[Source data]
↓↓↓
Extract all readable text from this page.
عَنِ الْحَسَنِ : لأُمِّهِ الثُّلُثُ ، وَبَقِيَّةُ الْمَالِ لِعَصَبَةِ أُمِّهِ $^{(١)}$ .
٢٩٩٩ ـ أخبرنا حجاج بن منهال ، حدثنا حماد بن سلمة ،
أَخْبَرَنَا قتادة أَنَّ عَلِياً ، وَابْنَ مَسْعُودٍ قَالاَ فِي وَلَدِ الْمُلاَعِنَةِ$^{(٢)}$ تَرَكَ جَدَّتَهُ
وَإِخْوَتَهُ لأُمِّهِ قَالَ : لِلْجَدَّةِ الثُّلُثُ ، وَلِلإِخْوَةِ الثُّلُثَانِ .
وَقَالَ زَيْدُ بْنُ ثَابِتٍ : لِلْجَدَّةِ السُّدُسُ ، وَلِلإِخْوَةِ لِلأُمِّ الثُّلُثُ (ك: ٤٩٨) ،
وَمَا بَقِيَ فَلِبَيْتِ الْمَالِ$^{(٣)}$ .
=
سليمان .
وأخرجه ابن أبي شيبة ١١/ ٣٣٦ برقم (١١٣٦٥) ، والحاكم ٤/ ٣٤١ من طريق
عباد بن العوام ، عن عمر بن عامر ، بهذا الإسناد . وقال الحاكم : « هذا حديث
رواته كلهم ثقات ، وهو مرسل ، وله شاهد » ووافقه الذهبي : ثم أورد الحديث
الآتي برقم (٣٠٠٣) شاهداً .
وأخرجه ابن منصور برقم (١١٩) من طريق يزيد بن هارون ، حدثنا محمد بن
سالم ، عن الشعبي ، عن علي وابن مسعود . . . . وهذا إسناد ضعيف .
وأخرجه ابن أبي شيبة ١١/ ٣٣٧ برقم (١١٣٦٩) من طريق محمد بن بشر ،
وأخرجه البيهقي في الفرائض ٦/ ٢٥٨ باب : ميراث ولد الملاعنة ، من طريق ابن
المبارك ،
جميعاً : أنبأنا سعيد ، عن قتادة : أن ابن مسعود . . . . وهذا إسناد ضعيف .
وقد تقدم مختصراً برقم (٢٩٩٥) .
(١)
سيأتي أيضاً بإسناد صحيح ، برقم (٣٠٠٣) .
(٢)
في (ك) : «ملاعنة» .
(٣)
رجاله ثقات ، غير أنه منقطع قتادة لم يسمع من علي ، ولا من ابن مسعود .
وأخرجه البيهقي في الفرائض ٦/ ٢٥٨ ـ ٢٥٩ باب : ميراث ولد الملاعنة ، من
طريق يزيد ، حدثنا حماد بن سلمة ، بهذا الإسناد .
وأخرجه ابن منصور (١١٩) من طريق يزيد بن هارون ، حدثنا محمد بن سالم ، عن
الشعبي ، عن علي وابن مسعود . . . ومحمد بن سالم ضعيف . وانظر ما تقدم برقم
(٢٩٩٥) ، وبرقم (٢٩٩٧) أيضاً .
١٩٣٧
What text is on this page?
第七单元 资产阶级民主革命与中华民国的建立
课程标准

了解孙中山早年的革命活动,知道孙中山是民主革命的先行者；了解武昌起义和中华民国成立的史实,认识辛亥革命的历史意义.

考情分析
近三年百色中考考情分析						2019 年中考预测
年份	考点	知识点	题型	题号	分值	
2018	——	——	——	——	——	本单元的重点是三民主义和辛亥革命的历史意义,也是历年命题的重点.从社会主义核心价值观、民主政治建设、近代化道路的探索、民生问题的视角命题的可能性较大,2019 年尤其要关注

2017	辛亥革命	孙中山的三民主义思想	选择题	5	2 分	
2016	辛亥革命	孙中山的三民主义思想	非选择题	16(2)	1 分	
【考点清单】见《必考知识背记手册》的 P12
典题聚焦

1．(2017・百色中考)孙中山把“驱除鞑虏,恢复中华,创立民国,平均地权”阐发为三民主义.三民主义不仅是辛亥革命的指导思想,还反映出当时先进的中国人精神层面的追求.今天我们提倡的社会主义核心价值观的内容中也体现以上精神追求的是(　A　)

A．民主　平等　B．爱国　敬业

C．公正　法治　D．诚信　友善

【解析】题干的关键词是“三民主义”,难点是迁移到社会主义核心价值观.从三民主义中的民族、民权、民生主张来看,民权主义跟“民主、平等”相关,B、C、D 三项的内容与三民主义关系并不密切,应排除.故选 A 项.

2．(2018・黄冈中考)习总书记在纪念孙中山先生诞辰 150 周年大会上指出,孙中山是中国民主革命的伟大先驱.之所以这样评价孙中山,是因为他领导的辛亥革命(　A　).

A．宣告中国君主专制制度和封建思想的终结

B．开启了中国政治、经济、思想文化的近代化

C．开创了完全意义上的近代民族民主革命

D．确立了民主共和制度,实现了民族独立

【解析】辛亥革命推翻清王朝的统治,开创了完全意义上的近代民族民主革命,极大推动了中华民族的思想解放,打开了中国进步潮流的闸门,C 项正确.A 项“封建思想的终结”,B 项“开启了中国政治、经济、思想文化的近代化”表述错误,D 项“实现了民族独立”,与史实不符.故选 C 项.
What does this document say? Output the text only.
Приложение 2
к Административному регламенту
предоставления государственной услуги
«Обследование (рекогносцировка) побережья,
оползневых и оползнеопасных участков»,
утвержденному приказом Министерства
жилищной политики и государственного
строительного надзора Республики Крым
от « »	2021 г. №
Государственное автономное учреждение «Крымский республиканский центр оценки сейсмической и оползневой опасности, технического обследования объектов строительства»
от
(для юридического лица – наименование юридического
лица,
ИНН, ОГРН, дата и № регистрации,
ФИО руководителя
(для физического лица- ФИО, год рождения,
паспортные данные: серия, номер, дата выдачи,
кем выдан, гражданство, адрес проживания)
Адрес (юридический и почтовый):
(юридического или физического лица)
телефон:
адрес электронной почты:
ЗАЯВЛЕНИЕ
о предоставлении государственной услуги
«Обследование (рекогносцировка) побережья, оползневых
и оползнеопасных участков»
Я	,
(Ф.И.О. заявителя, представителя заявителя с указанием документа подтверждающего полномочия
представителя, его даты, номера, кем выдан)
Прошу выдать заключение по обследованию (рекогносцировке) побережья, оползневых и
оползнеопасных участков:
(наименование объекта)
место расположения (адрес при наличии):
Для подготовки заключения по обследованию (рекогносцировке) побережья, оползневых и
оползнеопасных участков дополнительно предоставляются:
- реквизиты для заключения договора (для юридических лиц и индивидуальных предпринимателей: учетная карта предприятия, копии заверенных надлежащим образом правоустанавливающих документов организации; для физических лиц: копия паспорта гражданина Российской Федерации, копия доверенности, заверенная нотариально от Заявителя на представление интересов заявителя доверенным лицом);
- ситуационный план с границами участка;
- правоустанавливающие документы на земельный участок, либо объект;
↑↑↑
▶ SET PROBLEM
Transcribe all of the lines in the records precisely.

▶ EXERCISE SOLUTION
Extract all readable text from this page.
عَنِ الْحَسَنِ : لأُمِّهِ الثُّلُثُ ، وَبَقِيَّةُ الْمَالِ لِعَصَبَةِ أُمِّهِ $^{(١)}$ .
٢٩٩٩ ـ أخبرنا حجاج بن منهال ، حدثنا حماد بن سلمة ،
أَخْبَرَنَا قتادة أَنَّ عَلِياً ، وَابْنَ مَسْعُودٍ قَالاَ فِي وَلَدِ الْمُلاَعِنَةِ$^{(٢)}$ تَرَكَ جَدَّتَهُ
وَإِخْوَتَهُ لأُمِّهِ قَالَ : لِلْجَدَّةِ الثُّلُثُ ، وَلِلإِخْوَةِ الثُّلُثَانِ .
وَقَالَ زَيْدُ بْنُ ثَابِتٍ : لِلْجَدَّةِ السُّدُسُ ، وَلِلإِخْوَةِ لِلأُمِّ الثُّلُثُ (ك: ٤٩٨) ،
وَمَا بَقِيَ فَلِبَيْتِ الْمَالِ$^{(٣)}$ .
=
سليمان .
وأخرجه ابن أبي شيبة ١١/ ٣٣٦ برقم (١١٣٦٥) ، والحاكم ٤/ ٣٤١ من طريق
عباد بن العوام ، عن عمر بن عامر ، بهذا الإسناد . وقال الحاكم : « هذا حديث
رواته كلهم ثقات ، وهو مرسل ، وله شاهد » ووافقه الذهبي : ثم أورد الحديث
الآتي برقم (٣٠٠٣) شاهداً .
وأخرجه ابن منصور برقم (١١٩) من طريق يزيد بن هارون ، حدثنا محمد بن
سالم ، عن الشعبي ، عن علي وابن مسعود . . . . وهذا إسناد ضعيف .
وأخرجه ابن أبي شيبة ١١/ ٣٣٧ برقم (١١٣٦٩) من طريق محمد بن بشر ،
وأخرجه البيهقي في الفرائض ٦/ ٢٥٨ باب : ميراث ولد الملاعنة ، من طريق ابن
المبارك ،
جميعاً : أنبأنا سعيد ، عن قتادة : أن ابن مسعود . . . . وهذا إسناد ضعيف .
وقد تقدم مختصراً برقم (٢٩٩٥) .
(١)
سيأتي أيضاً بإسناد صحيح ، برقم (٣٠٠٣) .
(٢)
في (ك) : «ملاعنة» .
(٣)
رجاله ثقات ، غير أنه منقطع قتادة لم يسمع من علي ، ولا من ابن مسعود .
وأخرجه البيهقي في الفرائض ٦/ ٢٥٨ ـ ٢٥٩ باب : ميراث ولد الملاعنة ، من
طريق يزيد ، حدثنا حماد بن سلمة ، بهذا الإسناد .
وأخرجه ابن منصور (١١٩) من طريق يزيد بن هارون ، حدثنا محمد بن سالم ، عن
الشعبي ، عن علي وابن مسعود . . . ومحمد بن سالم ضعيف . وانظر ما تقدم برقم
(٢٩٩٥) ، وبرقم (٢٩٩٧) أيضاً .
١٩٣٧
What text is on this page?
第七单元 资产阶级民主革命与中华民国的建立
课程标准

了解孙中山早年的革命活动,知道孙中山是民主革命的先行者；了解武昌起义和中华民国成立的史实,认识辛亥革命的历史意义.

考情分析
近三年百色中考考情分析						2019 年中考预测
年份	考点	知识点	题型	题号	分值	
2018	——	——	——	——	——	本单元的重点是三民主义和辛亥革命的历史意义,也是历年命题的重点.从社会主义核心价值观、民主政治建设、近代化道路的探索、民生问题的视角命题的可能性较大,2019 年尤其要关注

2017	辛亥革命	孙中山的三民主义思想	选择题	5	2 分	
2016	辛亥革命	孙中山的三民主义思想	非选择题	16(2)	1 分	
【考点清单】见《必考知识背记手册》的 P12
典题聚焦

1．(2017・百色中考)孙中山把“驱除鞑虏,恢复中华,创立民国,平均地权”阐发为三民主义.三民主义不仅是辛亥革命的指导思想,还反映出当时先进的中国人精神层面的追求.今天我们提倡的社会主义核心价值观的内容中也体现以上精神追求的是(　A　)

A．民主　平等　B．爱国　敬业

C．公正　法治　D．诚信　友善

【解析】题干的关键词是“三民主义”,难点是迁移到社会主义核心价值观.从三民主义中的民族、民权、民生主张来看,民权主义跟“民主、平等”相关,B、C、D 三项的内容与三民主义关系并不密切,应排除.故选 A 项.

2．(2018・黄冈中考)习总书记在纪念孙中山先生诞辰 150 周年大会上指出,孙中山是中国民主革命的伟大先驱.之所以这样评价孙中山,是因为他领导的辛亥革命(　A　).

A．宣告中国君主专制制度和封建思想的终结

B．开启了中国政治、经济、思想文化的近代化

C．开创了完全意义上的近代民族民主革命

D．确立了民主共和制度,实现了民族独立

【解析】辛亥革命推翻清王朝的统治,开创了完全意义上的近代民族民主革命,极大推动了中华民族的思想解放,打开了中国进步潮流的闸门,C 项正确.A 项“封建思想的终结”,B 项“开启了中国政治、经济、思想文化的近代化”表述错误,D 项“实现了民族独立”,与史实不符.故选 C 项.
What does this document say? Output the text only.
Приложение 2
к Административному регламенту
предоставления государственной услуги
«Обследование (рекогносцировка) побережья,
оползневых и оползнеопасных участков»,
утвержденному приказом Министерства
жилищной политики и государственного
строительного надзора Республики Крым
от « »	2021 г. №
Государственное автономное учреждение «Крымский республиканский центр оценки сейсмической и оползневой опасности, технического обследования объектов строительства»
от
(для юридического лица – наименование юридического
лица,
ИНН, ОГРН, дата и № регистрации,
ФИО руководителя
(для физического лица- ФИО, год рождения,
паспортные данные: серия, номер, дата выдачи,
кем выдан, гражданство, адрес проживания)
Адрес (юридический и почтовый):
(юридического или физического лица)
телефон:
адрес электронной почты:
ЗАЯВЛЕНИЕ
о предоставлении государственной услуги
«Обследование (рекогносцировка) побережья, оползневых
и оползнеопасных участков»
Я	,
(Ф.И.О. заявителя, представителя заявителя с указанием документа подтверждающего полномочия
представителя, его даты, номера, кем выдан)
Прошу выдать заключение по обследованию (рекогносцировке) побережья, оползневых и
оползнеопасных участков:
(наименование объекта)
место расположения (адрес при наличии):
Для подготовки заключения по обследованию (рекогносцировке) побережья, оползневых и
оползнеопасных участков дополнительно предоставляются:
- реквизиты для заключения договора (для юридических лиц и индивидуальных предпринимателей: учетная карта предприятия, копии заверенных надлежащим образом правоустанавливающих документов организации; для физических лиц: копия паспорта гражданина Российской Федерации, копия доверенности, заверенная нотариально от Заявителя на представление интересов заявителя доверенным лицом);
- ситуационный план с границами участка;
- правоустанавливающие документы на земельный участок, либо объект;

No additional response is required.